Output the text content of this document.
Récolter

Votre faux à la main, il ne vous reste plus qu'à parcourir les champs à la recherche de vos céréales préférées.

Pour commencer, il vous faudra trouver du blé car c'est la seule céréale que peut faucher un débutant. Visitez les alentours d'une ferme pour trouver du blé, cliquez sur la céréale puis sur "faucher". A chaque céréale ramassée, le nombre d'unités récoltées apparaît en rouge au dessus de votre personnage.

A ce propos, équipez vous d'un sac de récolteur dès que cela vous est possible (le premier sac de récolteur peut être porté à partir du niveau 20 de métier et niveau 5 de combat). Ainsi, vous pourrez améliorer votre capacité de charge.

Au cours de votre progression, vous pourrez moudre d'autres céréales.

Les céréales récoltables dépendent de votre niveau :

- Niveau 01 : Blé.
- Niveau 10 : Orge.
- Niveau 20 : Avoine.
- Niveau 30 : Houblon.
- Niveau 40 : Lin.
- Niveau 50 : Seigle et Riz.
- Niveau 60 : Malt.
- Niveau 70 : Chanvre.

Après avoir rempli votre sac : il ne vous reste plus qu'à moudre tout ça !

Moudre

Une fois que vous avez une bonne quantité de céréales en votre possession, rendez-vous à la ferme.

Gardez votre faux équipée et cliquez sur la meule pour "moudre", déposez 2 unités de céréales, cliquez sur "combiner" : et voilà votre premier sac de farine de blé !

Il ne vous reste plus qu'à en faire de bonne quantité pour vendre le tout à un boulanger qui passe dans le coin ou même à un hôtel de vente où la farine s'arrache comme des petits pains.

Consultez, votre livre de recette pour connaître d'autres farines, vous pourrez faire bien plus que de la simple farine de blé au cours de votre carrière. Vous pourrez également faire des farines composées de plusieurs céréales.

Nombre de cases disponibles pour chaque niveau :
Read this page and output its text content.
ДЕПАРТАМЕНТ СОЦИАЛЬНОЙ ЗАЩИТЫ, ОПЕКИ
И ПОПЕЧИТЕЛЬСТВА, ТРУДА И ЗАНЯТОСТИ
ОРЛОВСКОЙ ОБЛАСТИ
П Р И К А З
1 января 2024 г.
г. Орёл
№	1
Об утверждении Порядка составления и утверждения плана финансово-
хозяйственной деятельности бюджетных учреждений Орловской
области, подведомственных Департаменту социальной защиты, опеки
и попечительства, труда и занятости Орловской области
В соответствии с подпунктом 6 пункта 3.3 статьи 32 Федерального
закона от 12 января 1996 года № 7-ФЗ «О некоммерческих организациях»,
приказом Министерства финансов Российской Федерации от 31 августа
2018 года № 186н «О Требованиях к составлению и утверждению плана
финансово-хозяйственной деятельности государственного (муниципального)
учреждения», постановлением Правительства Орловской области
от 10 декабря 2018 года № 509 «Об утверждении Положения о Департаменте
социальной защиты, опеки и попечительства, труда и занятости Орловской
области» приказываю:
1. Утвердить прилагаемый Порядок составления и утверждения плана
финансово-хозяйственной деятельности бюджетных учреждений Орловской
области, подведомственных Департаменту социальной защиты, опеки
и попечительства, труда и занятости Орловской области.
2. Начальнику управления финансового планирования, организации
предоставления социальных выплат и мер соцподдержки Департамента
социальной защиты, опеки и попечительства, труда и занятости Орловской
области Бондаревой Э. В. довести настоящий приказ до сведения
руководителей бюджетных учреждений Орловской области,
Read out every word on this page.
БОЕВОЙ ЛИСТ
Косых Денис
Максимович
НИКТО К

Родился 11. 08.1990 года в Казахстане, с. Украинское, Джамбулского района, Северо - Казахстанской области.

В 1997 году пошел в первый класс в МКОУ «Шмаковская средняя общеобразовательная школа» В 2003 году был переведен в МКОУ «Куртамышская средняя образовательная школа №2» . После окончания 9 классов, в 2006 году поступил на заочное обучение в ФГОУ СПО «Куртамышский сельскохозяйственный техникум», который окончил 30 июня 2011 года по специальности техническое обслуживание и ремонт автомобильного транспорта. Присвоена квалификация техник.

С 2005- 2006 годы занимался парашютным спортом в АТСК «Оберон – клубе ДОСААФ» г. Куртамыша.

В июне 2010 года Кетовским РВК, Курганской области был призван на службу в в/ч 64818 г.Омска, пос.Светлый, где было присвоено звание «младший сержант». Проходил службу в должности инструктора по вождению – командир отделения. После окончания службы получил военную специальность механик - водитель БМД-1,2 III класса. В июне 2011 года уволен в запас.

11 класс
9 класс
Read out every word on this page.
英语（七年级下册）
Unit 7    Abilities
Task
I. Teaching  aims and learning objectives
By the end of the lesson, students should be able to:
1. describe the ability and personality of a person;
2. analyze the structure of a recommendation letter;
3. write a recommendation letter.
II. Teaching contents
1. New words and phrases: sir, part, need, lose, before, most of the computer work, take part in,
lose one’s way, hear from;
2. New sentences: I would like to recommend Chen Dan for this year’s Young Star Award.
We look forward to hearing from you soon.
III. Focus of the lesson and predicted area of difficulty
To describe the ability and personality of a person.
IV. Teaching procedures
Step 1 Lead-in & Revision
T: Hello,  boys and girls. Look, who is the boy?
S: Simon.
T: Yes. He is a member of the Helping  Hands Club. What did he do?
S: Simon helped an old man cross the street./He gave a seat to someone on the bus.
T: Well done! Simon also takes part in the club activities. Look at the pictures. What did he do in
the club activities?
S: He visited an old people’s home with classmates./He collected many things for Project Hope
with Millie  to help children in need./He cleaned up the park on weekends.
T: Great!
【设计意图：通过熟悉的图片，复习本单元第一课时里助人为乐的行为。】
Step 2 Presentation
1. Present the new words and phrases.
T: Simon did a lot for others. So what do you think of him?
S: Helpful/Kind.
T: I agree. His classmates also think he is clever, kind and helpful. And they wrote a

▶ [WHAT THIS TASK INVOLVES]:
Extract the data in full. Keep it word for word.

▶ [FULL SOLUTION]:
Output the text content of this document.
Récolter

Votre faux à la main, il ne vous reste plus qu'à parcourir les champs à la recherche de vos céréales préférées.

Pour commencer, il vous faudra trouver du blé car c'est la seule céréale que peut faucher un débutant. Visitez les alentours d'une ferme pour trouver du blé, cliquez sur la céréale puis sur "faucher". A chaque céréale ramassée, le nombre d'unités récoltées apparaît en rouge au dessus de votre personnage.

A ce propos, équipez vous d'un sac de récolteur dès que cela vous est possible (le premier sac de récolteur peut être porté à partir du niveau 20 de métier et niveau 5 de combat). Ainsi, vous pourrez améliorer votre capacité de charge.

Au cours de votre progression, vous pourrez moudre d'autres céréales.

Les céréales récoltables dépendent de votre niveau :

- Niveau 01 : Blé.
- Niveau 10 : Orge.
- Niveau 20 : Avoine.
- Niveau 30 : Houblon.
- Niveau 40 : Lin.
- Niveau 50 : Seigle et Riz.
- Niveau 60 : Malt.
- Niveau 70 : Chanvre.

Après avoir rempli votre sac : il ne vous reste plus qu'à moudre tout ça !

Moudre

Une fois que vous avez une bonne quantité de céréales en votre possession, rendez-vous à la ferme.

Gardez votre faux équipée et cliquez sur la meule pour "moudre", déposez 2 unités de céréales, cliquez sur "combiner" : et voilà votre premier sac de farine de blé !

Il ne vous reste plus qu'à en faire de bonne quantité pour vendre le tout à un boulanger qui passe dans le coin ou même à un hôtel de vente où la farine s'arrache comme des petits pains.

Consultez, votre livre de recette pour connaître d'autres farines, vous pourrez faire bien plus que de la simple farine de blé au cours de votre carrière. Vous pourrez également faire des farines composées de plusieurs céréales.

Nombre de cases disponibles pour chaque niveau :
Read this page and output its text content.
ДЕПАРТАМЕНТ СОЦИАЛЬНОЙ ЗАЩИТЫ, ОПЕКИ
И ПОПЕЧИТЕЛЬСТВА, ТРУДА И ЗАНЯТОСТИ
ОРЛОВСКОЙ ОБЛАСТИ
П Р И К А З
1 января 2024 г.
г. Орёл
№	1
Об утверждении Порядка составления и утверждения плана финансово-
хозяйственной деятельности бюджетных учреждений Орловской
области, подведомственных Департаменту социальной защиты, опеки
и попечительства, труда и занятости Орловской области
В соответствии с подпунктом 6 пункта 3.3 статьи 32 Федерального
закона от 12 января 1996 года № 7-ФЗ «О некоммерческих организациях»,
приказом Министерства финансов Российской Федерации от 31 августа
2018 года № 186н «О Требованиях к составлению и утверждению плана
финансово-хозяйственной деятельности государственного (муниципального)
учреждения», постановлением Правительства Орловской области
от 10 декабря 2018 года № 509 «Об утверждении Положения о Департаменте
социальной защиты, опеки и попечительства, труда и занятости Орловской
области» приказываю:
1. Утвердить прилагаемый Порядок составления и утверждения плана
финансово-хозяйственной деятельности бюджетных учреждений Орловской
области, подведомственных Департаменту социальной защиты, опеки
и попечительства, труда и занятости Орловской области.
2. Начальнику управления финансового планирования, организации
предоставления социальных выплат и мер соцподдержки Департамента
социальной защиты, опеки и попечительства, труда и занятости Орловской
области Бондаревой Э. В. довести настоящий приказ до сведения
руководителей бюджетных учреждений Орловской области,
Read out every word on this page.
БОЕВОЙ ЛИСТ
Косых Денис
Максимович
НИКТО К

Родился 11. 08.1990 года в Казахстане, с. Украинское, Джамбулского района, Северо - Казахстанской области.

В 1997 году пошел в первый класс в МКОУ «Шмаковская средняя общеобразовательная школа» В 2003 году был переведен в МКОУ «Куртамышская средняя образовательная школа №2» . После окончания 9 классов, в 2006 году поступил на заочное обучение в ФГОУ СПО «Куртамышский сельскохозяйственный техникум», который окончил 30 июня 2011 года по специальности техническое обслуживание и ремонт автомобильного транспорта. Присвоена квалификация техник.

С 2005- 2006 годы занимался парашютным спортом в АТСК «Оберон – клубе ДОСААФ» г. Куртамыша.

В июне 2010 года Кетовским РВК, Курганской области был призван на службу в в/ч 64818 г.Омска, пос.Светлый, где было присвоено звание «младший сержант». Проходил службу в должности инструктора по вождению – командир отделения. После окончания службы получил военную специальность механик - водитель БМД-1,2 III класса. В июне 2011 года уволен в запас.

11 класс
9 класс
Read out every word on this page.
英语（七年级下册）
Unit 7    Abilities
Task
I. Teaching  aims and learning objectives
By the end of the lesson, students should be able to:
1. describe the ability and personality of a person;
2. analyze the structure of a recommendation letter;
3. write a recommendation letter.
II. Teaching contents
1. New words and phrases: sir, part, need, lose, before, most of the computer work, take part in,
lose one’s way, hear from;
2. New sentences: I would like to recommend Chen Dan for this year’s Young Star Award.
We look forward to hearing from you soon.
III. Focus of the lesson and predicted area of difficulty
To describe the ability and personality of a person.
IV. Teaching procedures
Step 1 Lead-in & Revision
T: Hello,  boys and girls. Look, who is the boy?
S: Simon.
T: Yes. He is a member of the Helping  Hands Club. What did he do?
S: Simon helped an old man cross the street./He gave a seat to someone on the bus.
T: Well done! Simon also takes part in the club activities. Look at the pictures. What did he do in
the club activities?
S: He visited an old people’s home with classmates./He collected many things for Project Hope
with Millie  to help children in need./He cleaned up the park on weekends.
T: Great!
【设计意图：通过熟悉的图片，复习本单元第一课时里助人为乐的行为。】
Step 2 Presentation
1. Present the new words and phrases.
T: Simon did a lot for others. So what do you think of him?
S: Helpful/Kind.
T: I agree. His classmates also think he is clever, kind and helpful. And they wrote a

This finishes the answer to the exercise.